(Structured figure records)
:::

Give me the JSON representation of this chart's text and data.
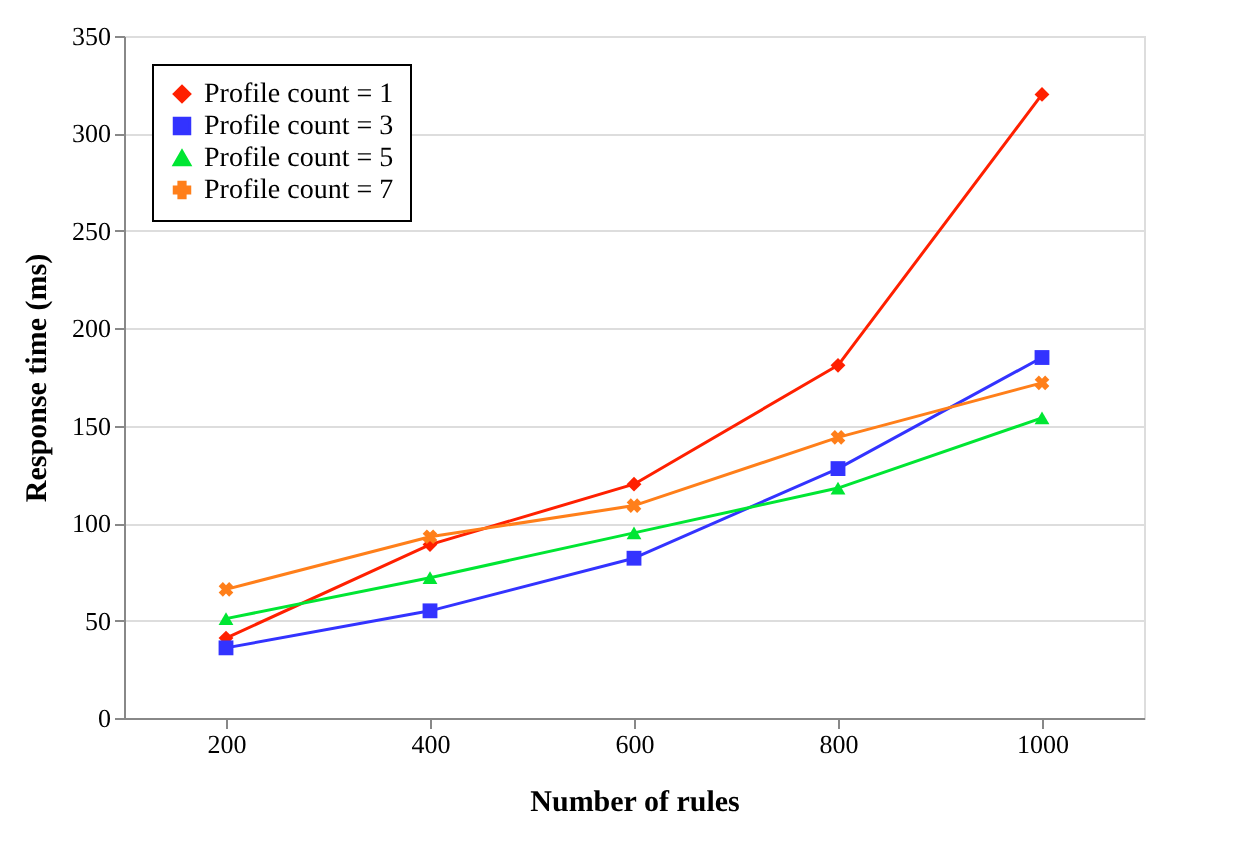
{
  "chart_data": {
    "type": "line",
    "xlabel": "Number of rules",
    "ylabel": "Response time (ms)",
    "categories": [
      "200",
      "400",
      "600",
      "800",
      "1000"
    ],
    "series": [
      {
        "name": "Profile count = 1",
        "color": "#ff2000",
        "marker": "diamond",
        "values": [
          41,
          89,
          120,
          181,
          320
        ]
      },
      {
        "name": "Profile count = 3",
        "color": "#3333ff",
        "marker": "square",
        "values": [
          36,
          55,
          82,
          128,
          185
        ]
      },
      {
        "name": "Profile count = 5",
        "color": "#00e633",
        "marker": "triangle",
        "values": [
          51,
          72,
          95,
          118,
          154
        ]
      },
      {
        "name": "Profile count = 7",
        "color": "#ff7f1a",
        "marker": "cross",
        "values": [
          66,
          93,
          109,
          144,
          172
        ]
      }
    ],
    "ylim": [
      0,
      350
    ],
    "yticks": [
      0,
      50,
      100,
      150,
      200,
      250,
      300,
      350
    ],
    "grid": "y",
    "legend": "top left",
    "line_style": "solid"
  }
}
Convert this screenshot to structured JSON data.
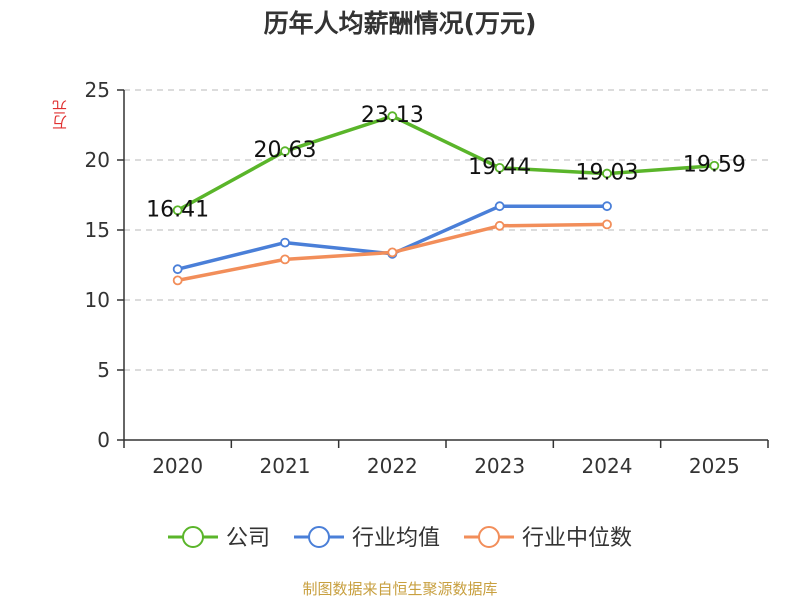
{
  "title": "历年人均薪酬情况(万元)",
  "source": "制图数据来自恒生聚源数据库",
  "chart_data": {
    "type": "line",
    "title": "历年人均薪酬情况(万元)",
    "ylabel": "万元",
    "xlabel": "",
    "categories": [
      "2020",
      "2021",
      "2022",
      "2023",
      "2024",
      "2025"
    ],
    "ylim": [
      0,
      25
    ],
    "yticks": [
      0,
      5,
      10,
      15,
      20,
      25
    ],
    "grid": true,
    "legend_position": "bottom",
    "series": [
      {
        "name": "公司",
        "color": "#5ab52a",
        "values": [
          16.41,
          20.63,
          23.13,
          19.44,
          19.03,
          19.59
        ],
        "show_labels": true
      },
      {
        "name": "行业均值",
        "color": "#4a7fd8",
        "values": [
          12.2,
          14.1,
          13.3,
          16.7,
          16.7,
          null
        ],
        "show_labels": false
      },
      {
        "name": "行业中位数",
        "color": "#f28e5a",
        "values": [
          11.4,
          12.9,
          13.4,
          15.3,
          15.4,
          null
        ],
        "show_labels": false
      }
    ]
  }
}
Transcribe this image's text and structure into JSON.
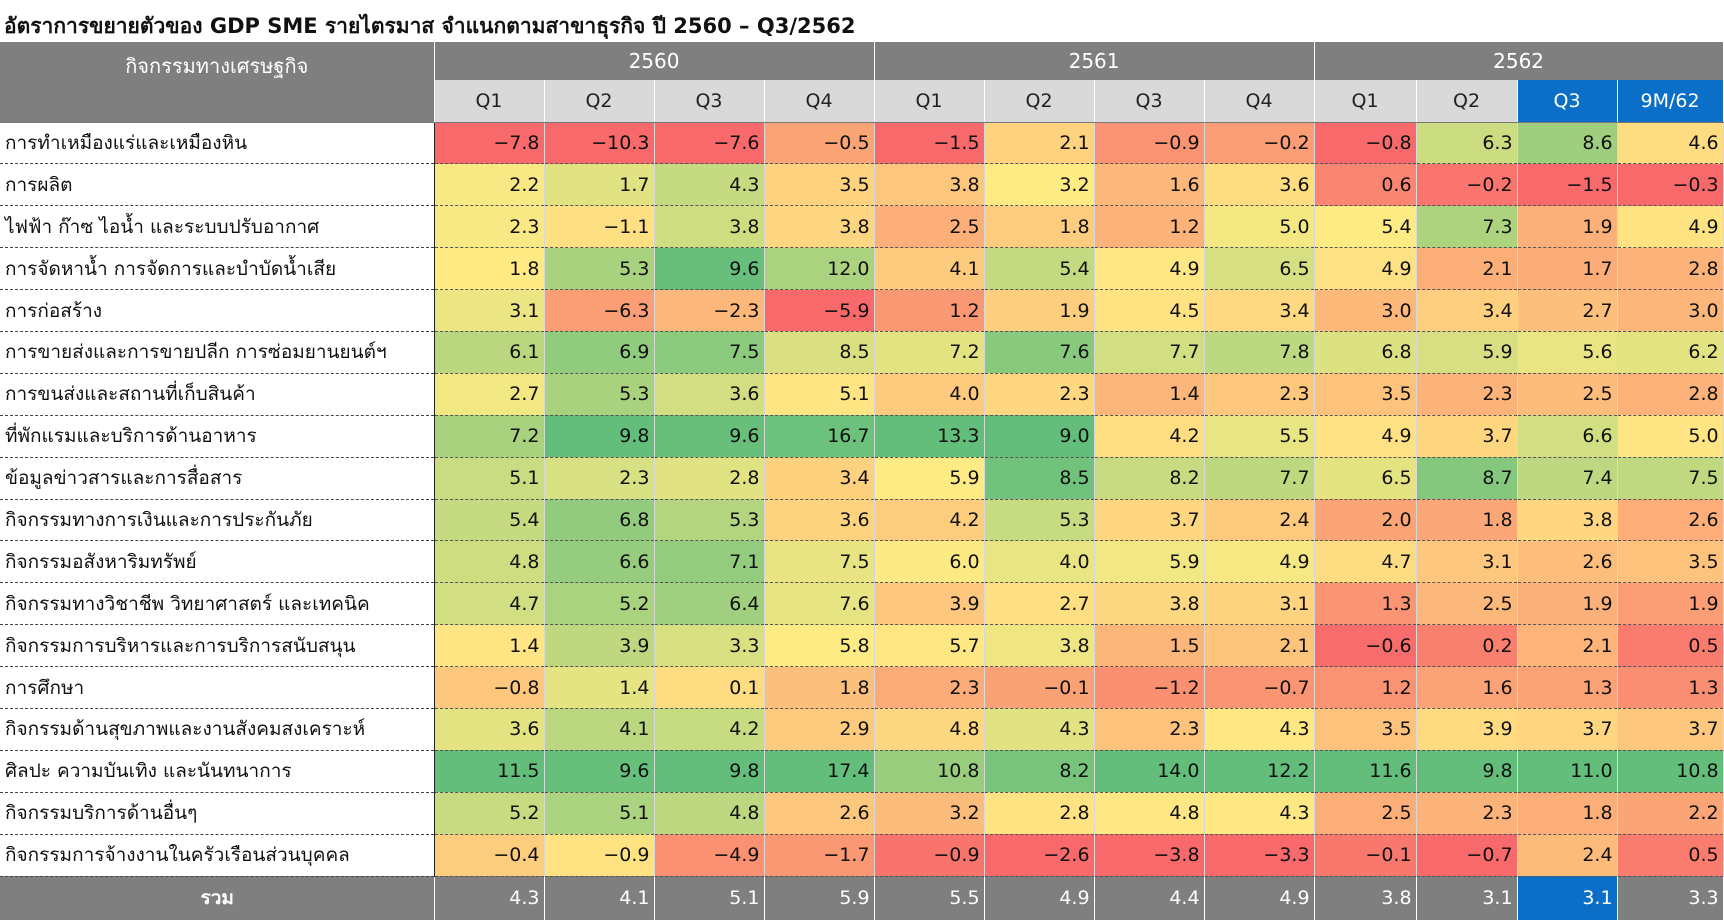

:::

What to work on: Leave the images out and output the remaining material exactly as it stands.

Response to this task:
Give me the JSON representation of this chart's text and data.
{
  "chart_data": {
    "type": "line",
    "xlabel": "Number of rules",
    "ylabel": "Response time (ms)",
    "categories": [
      "200",
      "400",
      "600",
      "800",
      "1000"
    ],
    "series": [
      {
        "name": "Profile count = 1",
        "color": "#ff2000",
        "marker": "diamond",
        "values": [
          41,
          89,
          120,
          181,
          320
        ]
      },
      {
        "name": "Profile count = 3",
        "color": "#3333ff",
        "marker": "square",
        "values": [
          36,
          55,
          82,
          128,
          185
        ]
      },
      {
        "name": "Profile count = 5",
        "color": "#00e633",
        "marker": "triangle",
        "values": [
          51,
          72,
          95,
          118,
          154
        ]
      },
      {
        "name": "Profile count = 7",
        "color": "#ff7f1a",
        "marker": "cross",
        "values": [
          66,
          93,
          109,
          144,
          172
        ]
      }
    ],
    "ylim": [
      0,
      350
    ],
    "yticks": [
      0,
      50,
      100,
      150,
      200,
      250,
      300,
      350
    ],
    "grid": "y",
    "legend": "top left",
    "line_style": "solid"
  }
}
Convert this screenshot to structured JSON data.
{
  "title": "历年人均薪酬情况(万元)",
  "source": "制图数据来自恒生聚源数据库",
  "chart_data": {
    "type": "line",
    "title": "历年人均薪酬情况(万元)",
    "ylabel": "万元",
    "xlabel": "",
    "categories": [
      "2020",
      "2021",
      "2022",
      "2023",
      "2024",
      "2025"
    ],
    "ylim": [
      0,
      25
    ],
    "yticks": [
      0,
      5,
      10,
      15,
      20,
      25
    ],
    "grid": true,
    "legend_position": "bottom",
    "series": [
      {
        "name": "公司",
        "color": "#5ab52a",
        "values": [
          16.41,
          20.63,
          23.13,
          19.44,
          19.03,
          19.59
        ],
        "show_labels": true
      },
      {
        "name": "行业均值",
        "color": "#4a7fd8",
        "values": [
          12.2,
          14.1,
          13.3,
          16.7,
          16.7,
          null
        ],
        "show_labels": false
      },
      {
        "name": "行业中位数",
        "color": "#f28e5a",
        "values": [
          11.4,
          12.9,
          13.4,
          15.3,
          15.4,
          null
        ],
        "show_labels": false
      }
    ]
  }
}
Transcribe this image's text and structure into JSON.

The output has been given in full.